▸ Opdrachtdoel
Hoe hoog was volgens het fragment over de onteigening voor de Hoogwatergeul Well-Aijen de schadeloosstelling die de Staat aan de Kerk verschuldigd was?

▸ Fragment

ECLI:NL:HR:2013:846

Hoge Raad

Datum uitspraak
4 oktober 2013
Publicatiedatum
3 oktober 2013
Zaaknummer
12/03751
Instantie
Hoge Raad
Type
Uitspraak
Rechtsgebied
Civiel recht
Procedures
  • Cassatie
Vindplaatsen
  • Rechtspraak.nl
AI samenvatting door LexboostAutomatisch gegenereerd

Onteigening ten behoeve van de winning van bodembestanddelen en waardebepaling

In deze zaak heeft de Hoge Raad op 4 oktober 2013 uitspraak gedaan in een cassatieprocedure die was ingesteld door de Staat der Nederlanden tegen de Rooms Katholieke Kerk van den Heiligen Vitus. De zaak betreft een onteigening ten behoeve van de aanleg van de Hoogwatergeul Well-Aijen in de gemeente Bergen, waarbij twee perceelsgedeelten die eigendom waren van de Kerk ter onteigening waren aangewezen. De onteigening vond plaats op basis van zowel titel IIa als titel IIc van de Onteigeningswet, waarbij de Staat een schadeloosstelling van € 166.650,-- aan de Kerk verschuldigd was, vastgesteld door de rechtbank Roermond.

▸ Aangeleverde records
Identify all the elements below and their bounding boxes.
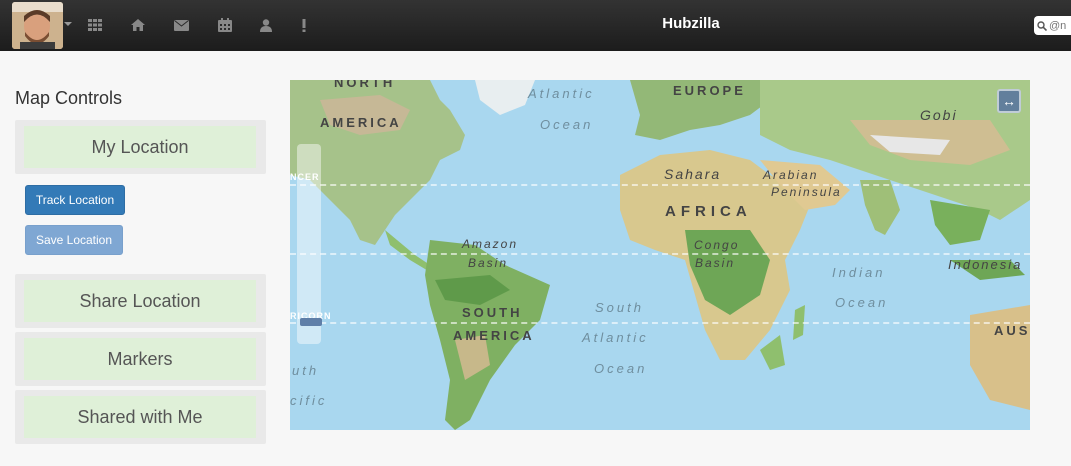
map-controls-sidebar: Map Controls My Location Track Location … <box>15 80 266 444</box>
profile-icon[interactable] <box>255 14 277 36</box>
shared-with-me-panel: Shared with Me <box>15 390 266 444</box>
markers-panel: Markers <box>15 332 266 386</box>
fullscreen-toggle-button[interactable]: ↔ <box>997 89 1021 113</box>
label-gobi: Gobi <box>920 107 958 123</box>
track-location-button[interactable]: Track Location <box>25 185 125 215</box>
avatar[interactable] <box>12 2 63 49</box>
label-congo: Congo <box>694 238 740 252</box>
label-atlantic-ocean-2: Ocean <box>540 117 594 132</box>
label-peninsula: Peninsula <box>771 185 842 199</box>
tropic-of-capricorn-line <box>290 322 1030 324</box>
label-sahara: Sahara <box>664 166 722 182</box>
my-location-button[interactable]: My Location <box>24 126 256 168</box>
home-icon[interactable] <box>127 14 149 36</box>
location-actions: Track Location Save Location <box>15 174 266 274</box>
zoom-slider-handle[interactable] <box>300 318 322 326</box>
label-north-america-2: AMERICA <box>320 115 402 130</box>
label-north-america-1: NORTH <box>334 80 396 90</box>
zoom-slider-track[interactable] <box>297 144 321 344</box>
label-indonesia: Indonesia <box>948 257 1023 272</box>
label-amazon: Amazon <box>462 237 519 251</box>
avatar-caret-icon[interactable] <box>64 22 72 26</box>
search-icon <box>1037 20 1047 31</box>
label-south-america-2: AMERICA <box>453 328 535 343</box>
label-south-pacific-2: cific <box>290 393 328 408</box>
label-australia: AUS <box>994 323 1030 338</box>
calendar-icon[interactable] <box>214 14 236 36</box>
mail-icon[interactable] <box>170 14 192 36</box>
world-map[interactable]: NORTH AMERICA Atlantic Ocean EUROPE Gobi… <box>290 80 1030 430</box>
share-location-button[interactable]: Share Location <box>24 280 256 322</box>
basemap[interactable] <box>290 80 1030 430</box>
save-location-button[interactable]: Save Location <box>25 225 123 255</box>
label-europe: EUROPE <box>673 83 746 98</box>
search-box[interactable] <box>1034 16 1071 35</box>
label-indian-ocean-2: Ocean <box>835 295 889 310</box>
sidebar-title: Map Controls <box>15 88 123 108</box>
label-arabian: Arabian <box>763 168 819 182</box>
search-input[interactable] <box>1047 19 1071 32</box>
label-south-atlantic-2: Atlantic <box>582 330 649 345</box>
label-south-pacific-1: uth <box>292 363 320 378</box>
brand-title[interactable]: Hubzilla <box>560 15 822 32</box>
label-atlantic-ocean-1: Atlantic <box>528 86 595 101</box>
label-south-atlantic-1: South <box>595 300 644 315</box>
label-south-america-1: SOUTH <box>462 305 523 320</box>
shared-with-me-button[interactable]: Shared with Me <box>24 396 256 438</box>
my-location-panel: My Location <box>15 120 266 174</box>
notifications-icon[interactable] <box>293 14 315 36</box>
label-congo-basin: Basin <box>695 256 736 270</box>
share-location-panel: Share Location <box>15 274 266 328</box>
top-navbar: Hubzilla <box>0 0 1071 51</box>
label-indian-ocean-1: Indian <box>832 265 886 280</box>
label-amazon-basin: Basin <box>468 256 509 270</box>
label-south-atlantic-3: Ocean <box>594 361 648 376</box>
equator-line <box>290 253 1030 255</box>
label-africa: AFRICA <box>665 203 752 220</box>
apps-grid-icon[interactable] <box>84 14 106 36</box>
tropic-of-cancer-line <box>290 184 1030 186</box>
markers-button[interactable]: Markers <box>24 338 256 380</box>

▸ Volledige uitvoer
De Staat was de Kerk een schadeloosstelling van € 166.650,-- verschuldigd, vastgesteld door de rechtbank Roermond.